### EXERCISE BRIEF
State how many lines include "over", giving the number by itself.
─── GIVEN RECORDS ───
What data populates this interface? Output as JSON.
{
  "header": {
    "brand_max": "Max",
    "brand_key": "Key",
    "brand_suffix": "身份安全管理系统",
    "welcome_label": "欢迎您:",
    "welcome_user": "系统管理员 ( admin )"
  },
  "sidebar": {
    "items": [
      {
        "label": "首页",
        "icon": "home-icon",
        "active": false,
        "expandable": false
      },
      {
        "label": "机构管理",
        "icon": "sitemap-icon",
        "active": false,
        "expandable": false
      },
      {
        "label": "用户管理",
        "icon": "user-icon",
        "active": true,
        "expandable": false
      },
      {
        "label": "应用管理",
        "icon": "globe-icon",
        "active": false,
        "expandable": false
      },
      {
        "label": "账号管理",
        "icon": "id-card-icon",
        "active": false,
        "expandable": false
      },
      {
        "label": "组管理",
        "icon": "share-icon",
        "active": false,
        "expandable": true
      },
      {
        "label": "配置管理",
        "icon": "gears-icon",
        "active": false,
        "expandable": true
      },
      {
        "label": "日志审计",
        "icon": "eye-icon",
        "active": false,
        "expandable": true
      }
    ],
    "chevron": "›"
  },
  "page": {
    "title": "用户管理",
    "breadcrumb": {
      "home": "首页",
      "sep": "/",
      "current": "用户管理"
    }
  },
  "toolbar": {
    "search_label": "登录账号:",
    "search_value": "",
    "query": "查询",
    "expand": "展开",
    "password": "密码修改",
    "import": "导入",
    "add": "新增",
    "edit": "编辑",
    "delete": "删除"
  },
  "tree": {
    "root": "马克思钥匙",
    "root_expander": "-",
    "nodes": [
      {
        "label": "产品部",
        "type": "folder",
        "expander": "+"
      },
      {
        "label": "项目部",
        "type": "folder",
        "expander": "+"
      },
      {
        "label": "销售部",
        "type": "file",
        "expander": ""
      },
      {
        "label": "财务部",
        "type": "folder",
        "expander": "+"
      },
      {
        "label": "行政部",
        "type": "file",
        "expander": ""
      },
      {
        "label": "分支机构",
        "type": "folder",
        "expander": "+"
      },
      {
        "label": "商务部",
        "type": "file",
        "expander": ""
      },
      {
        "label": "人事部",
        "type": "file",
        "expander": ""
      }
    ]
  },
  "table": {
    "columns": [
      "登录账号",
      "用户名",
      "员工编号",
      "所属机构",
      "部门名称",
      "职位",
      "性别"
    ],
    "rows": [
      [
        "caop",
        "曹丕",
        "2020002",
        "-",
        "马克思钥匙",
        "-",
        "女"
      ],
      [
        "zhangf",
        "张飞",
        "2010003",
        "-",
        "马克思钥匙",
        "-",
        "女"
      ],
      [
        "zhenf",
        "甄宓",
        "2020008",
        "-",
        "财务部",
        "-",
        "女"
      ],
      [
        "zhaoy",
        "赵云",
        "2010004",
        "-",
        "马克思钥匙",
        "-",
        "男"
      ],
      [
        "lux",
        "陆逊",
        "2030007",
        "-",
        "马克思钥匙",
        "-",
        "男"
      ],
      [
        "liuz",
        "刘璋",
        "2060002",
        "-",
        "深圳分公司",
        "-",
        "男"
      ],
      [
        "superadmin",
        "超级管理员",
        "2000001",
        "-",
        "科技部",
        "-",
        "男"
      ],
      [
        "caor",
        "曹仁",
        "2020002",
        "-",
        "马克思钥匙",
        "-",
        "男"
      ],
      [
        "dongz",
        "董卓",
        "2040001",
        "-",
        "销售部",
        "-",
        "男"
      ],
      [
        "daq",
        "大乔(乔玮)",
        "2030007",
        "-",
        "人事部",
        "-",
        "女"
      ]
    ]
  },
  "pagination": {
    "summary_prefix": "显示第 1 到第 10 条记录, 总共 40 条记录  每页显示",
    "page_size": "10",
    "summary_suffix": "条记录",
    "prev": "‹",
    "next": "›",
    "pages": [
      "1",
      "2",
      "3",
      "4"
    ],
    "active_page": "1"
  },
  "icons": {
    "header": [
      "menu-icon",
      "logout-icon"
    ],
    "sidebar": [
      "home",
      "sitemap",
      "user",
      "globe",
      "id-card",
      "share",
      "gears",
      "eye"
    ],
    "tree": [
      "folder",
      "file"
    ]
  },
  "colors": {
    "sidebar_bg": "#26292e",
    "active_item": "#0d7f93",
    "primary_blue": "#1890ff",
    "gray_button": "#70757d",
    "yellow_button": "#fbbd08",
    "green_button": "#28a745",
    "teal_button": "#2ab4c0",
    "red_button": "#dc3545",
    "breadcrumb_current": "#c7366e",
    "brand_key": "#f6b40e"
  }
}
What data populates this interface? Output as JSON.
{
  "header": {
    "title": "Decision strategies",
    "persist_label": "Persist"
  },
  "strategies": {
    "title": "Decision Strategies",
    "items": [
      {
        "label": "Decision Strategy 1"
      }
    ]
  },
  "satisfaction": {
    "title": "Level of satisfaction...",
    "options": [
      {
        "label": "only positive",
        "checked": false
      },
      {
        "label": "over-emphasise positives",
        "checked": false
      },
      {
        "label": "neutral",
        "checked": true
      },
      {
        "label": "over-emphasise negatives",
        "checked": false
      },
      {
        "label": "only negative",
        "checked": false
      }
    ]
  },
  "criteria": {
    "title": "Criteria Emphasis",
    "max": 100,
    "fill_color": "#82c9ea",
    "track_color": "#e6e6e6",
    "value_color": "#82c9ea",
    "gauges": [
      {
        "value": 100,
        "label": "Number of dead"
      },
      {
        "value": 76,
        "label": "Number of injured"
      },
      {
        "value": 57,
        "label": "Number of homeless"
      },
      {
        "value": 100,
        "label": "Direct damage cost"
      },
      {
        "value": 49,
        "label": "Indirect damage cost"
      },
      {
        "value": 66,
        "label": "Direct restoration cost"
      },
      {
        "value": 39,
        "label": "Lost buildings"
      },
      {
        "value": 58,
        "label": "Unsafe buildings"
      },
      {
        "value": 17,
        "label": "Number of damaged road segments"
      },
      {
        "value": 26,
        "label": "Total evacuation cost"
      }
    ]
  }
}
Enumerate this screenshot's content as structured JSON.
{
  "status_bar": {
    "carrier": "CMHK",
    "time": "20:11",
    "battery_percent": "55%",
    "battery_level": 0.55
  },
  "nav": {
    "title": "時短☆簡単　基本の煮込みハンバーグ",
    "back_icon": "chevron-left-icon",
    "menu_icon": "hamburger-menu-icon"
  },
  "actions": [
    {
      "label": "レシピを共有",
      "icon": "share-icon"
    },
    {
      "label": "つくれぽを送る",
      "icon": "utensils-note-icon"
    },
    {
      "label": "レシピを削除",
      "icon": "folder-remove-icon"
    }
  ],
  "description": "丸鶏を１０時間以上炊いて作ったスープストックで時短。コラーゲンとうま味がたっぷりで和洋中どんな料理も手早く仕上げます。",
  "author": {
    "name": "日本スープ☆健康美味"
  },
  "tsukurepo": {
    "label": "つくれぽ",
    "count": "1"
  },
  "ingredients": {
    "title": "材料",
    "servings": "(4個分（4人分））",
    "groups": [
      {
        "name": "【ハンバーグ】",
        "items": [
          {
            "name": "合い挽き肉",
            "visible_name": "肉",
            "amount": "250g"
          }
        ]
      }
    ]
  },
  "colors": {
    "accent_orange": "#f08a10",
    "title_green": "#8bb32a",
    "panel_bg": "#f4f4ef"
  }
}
───
### WRITTEN RESPONSE
2